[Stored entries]
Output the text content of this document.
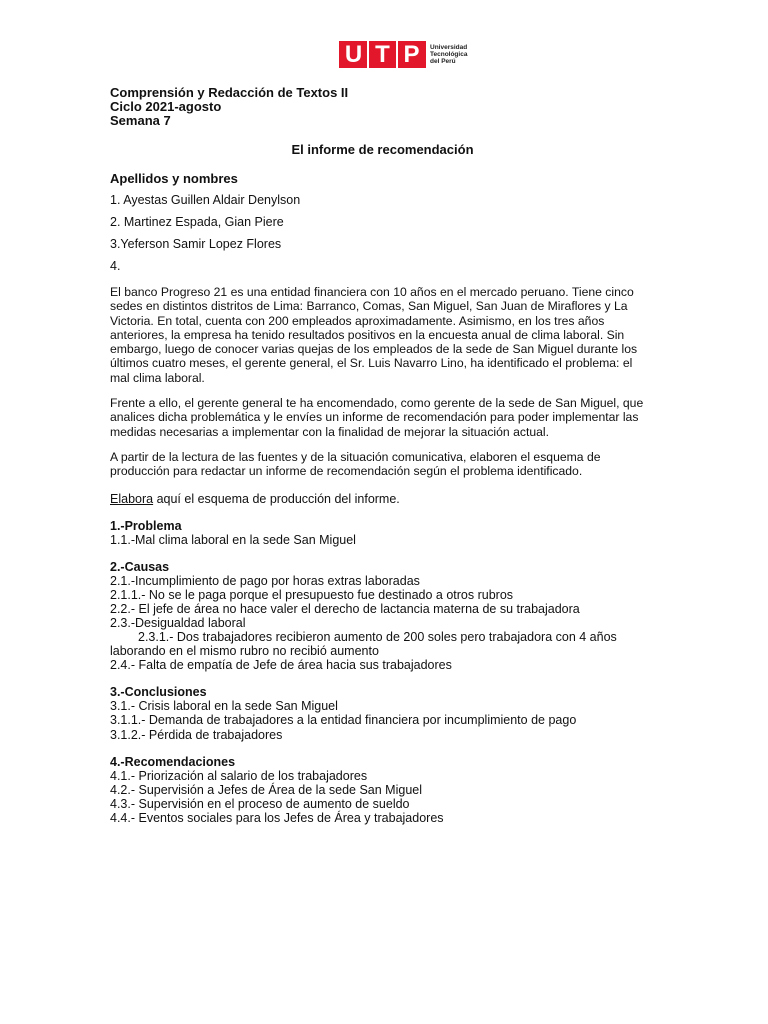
U T P	Universidad
Tecnológica
del Perú
Comprensión y Redacción de Textos II
Ciclo 2021-agosto
Semana 7
El informe de recomendación
Apellidos y nombres
1. Ayestas Guillen Aldair Denylson
2. Martinez Espada, Gian Piere
3.Yeferson Samir Lopez Flores
4.
El banco Progreso 21 es una entidad financiera con 10 años en el mercado peruano. Tiene cinco sedes en distintos distritos de Lima: Barranco, Comas, San Miguel, San Juan de Miraflores y La Victoria. En total, cuenta con 200 empleados aproximadamente. Asimismo, en los tres años anteriores, la empresa ha tenido resultados positivos en la encuesta anual de clima laboral. Sin embargo, luego de conocer varias quejas de los empleados de la sede de San Miguel durante los últimos cuatro meses, el gerente general, el Sr. Luis Navarro Lino, ha identificado el problema: el mal clima laboral.
Frente a ello, el gerente general te ha encomendado, como gerente de la sede de San Miguel, que analices dicha problemática y le envíes un informe de recomendación para poder implementar las medidas necesarias a implementar con la finalidad de mejorar la situación actual.
A partir de la lectura de las fuentes y de la situación comunicativa, elaboren el esquema de producción para redactar un informe de recomendación según el problema identificado.
Elabora aquí el esquema de producción del informe.
1.-Problema
1.1.-Mal clima laboral en la sede San Miguel
2.-Causas
2.1.-Incumplimiento de pago por horas extras laboradas
2.1.1.- No se le paga porque el presupuesto fue destinado a otros rubros
2.2.- El jefe de área no hace valer el derecho de lactancia materna de su trabajadora
2.3.-Desigualdad laboral
2.3.1.- Dos trabajadores recibieron aumento de 200 soles pero trabajadora con 4 años
laborando en el mismo rubro no recibió aumento
2.4.- Falta de empatía de Jefe de área hacia sus trabajadores
3.-Conclusiones
3.1.- Crisis laboral en la sede San Miguel
3.1.1.- Demanda de trabajadores a la entidad financiera por incumplimiento de pago
3.1.2.- Pérdida de trabajadores
4.-Recomendaciones
4.1.- Priorización al salario de los trabajadores
4.2.- Supervisión a Jefes de Área de la sede San Miguel
4.3.- Supervisión en el proceso de aumento de sueldo
4.4.- Eventos sociales para los Jefes de Área y trabajadores
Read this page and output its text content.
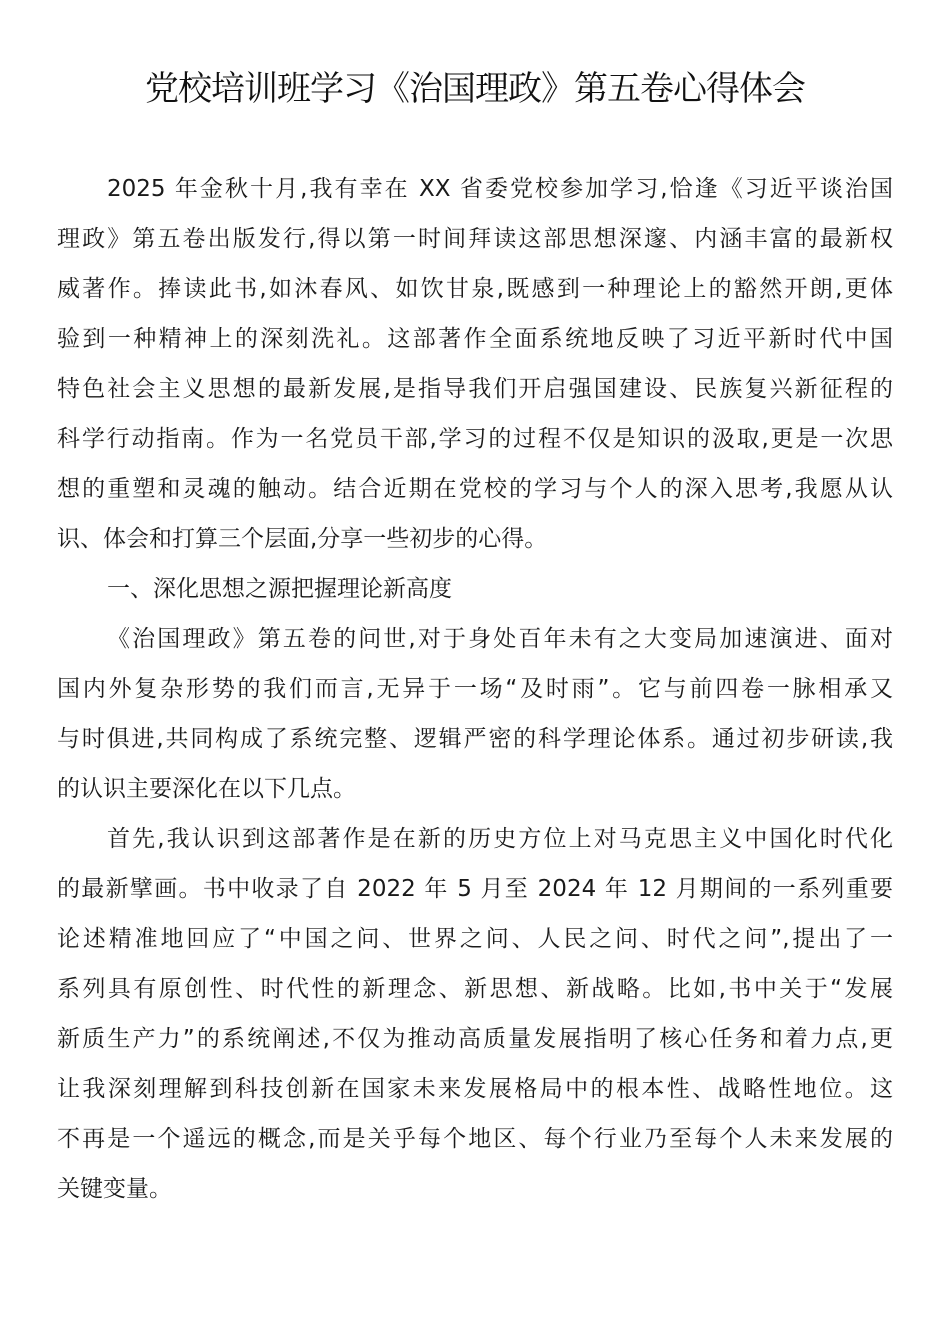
党校培训班学习《治国理政》第五卷心得体会
2025 年金秋十月,我有幸在 XX 省委党校参加学习,恰逢《习近平谈治国
理政》第五卷出版发行,得以第一时间拜读这部思想深邃、内涵丰富的最新权
威著作。捧读此书,如沐春风、如饮甘泉,既感到一种理论上的豁然开朗,更体
验到一种精神上的深刻洗礼。这部著作全面系统地反映了习近平新时代中国
特色社会主义思想的最新发展,是指导我们开启强国建设、民族复兴新征程的
科学行动指南。作为一名党员干部,学习的过程不仅是知识的汲取,更是一次思
想的重塑和灵魂的触动。结合近期在党校的学习与个人的深入思考,我愿从认
识、体会和打算三个层面,分享一些初步的心得。
一、深化思想之源把握理论新高度
《治国理政》第五卷的问世,对于身处百年未有之大变局加速演进、面对
国内外复杂形势的我们而言,无异于一场“及时雨”。它与前四卷一脉相承又
与时俱进,共同构成了系统完整、逻辑严密的科学理论体系。通过初步研读,我
的认识主要深化在以下几点。
首先,我认识到这部著作是在新的历史方位上对马克思主义中国化时代化
的最新擘画。书中收录了自 2022 年 5 月至 2024 年 12 月期间的一系列重要
论述精准地回应了“中国之问、世界之问、人民之问、时代之问”,提出了一
系列具有原创性、时代性的新理念、新思想、新战略。比如,书中关于“发展
新质生产力”的系统阐述,不仅为推动高质量发展指明了核心任务和着力点,更
让我深刻理解到科技创新在国家未来发展格局中的根本性、战略性地位。这
不再是一个遥远的概念,而是关乎每个地区、每个行业乃至每个人未来发展的
关键变量。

*WORK TO COMPLETE:*
Do not copy pictures. Restate exactly the lines from the one containing "Read this page and output its text content." through the last line of the records.

*CORRECT OUTPUT:*
Read this page and output its text content.
党校培训班学习《治国理政》第五卷心得体会
2025 年金秋十月,我有幸在 XX 省委党校参加学习,恰逢《习近平谈治国
理政》第五卷出版发行,得以第一时间拜读这部思想深邃、内涵丰富的最新权
威著作。捧读此书,如沐春风、如饮甘泉,既感到一种理论上的豁然开朗,更体
验到一种精神上的深刻洗礼。这部著作全面系统地反映了习近平新时代中国
特色社会主义思想的最新发展,是指导我们开启强国建设、民族复兴新征程的
科学行动指南。作为一名党员干部,学习的过程不仅是知识的汲取,更是一次思
想的重塑和灵魂的触动。结合近期在党校的学习与个人的深入思考,我愿从认
识、体会和打算三个层面,分享一些初步的心得。
一、深化思想之源把握理论新高度
《治国理政》第五卷的问世,对于身处百年未有之大变局加速演进、面对
国内外复杂形势的我们而言,无异于一场“及时雨”。它与前四卷一脉相承又
与时俱进,共同构成了系统完整、逻辑严密的科学理论体系。通过初步研读,我
的认识主要深化在以下几点。
首先,我认识到这部著作是在新的历史方位上对马克思主义中国化时代化
的最新擘画。书中收录了自 2022 年 5 月至 2024 年 12 月期间的一系列重要
论述精准地回应了“中国之问、世界之问、人民之问、时代之问”,提出了一
系列具有原创性、时代性的新理念、新思想、新战略。比如,书中关于“发展
新质生产力”的系统阐述,不仅为推动高质量发展指明了核心任务和着力点,更
让我深刻理解到科技创新在国家未来发展格局中的根本性、战略性地位。这
不再是一个遥远的概念,而是关乎每个地区、每个行业乃至每个人未来发展的
关键变量。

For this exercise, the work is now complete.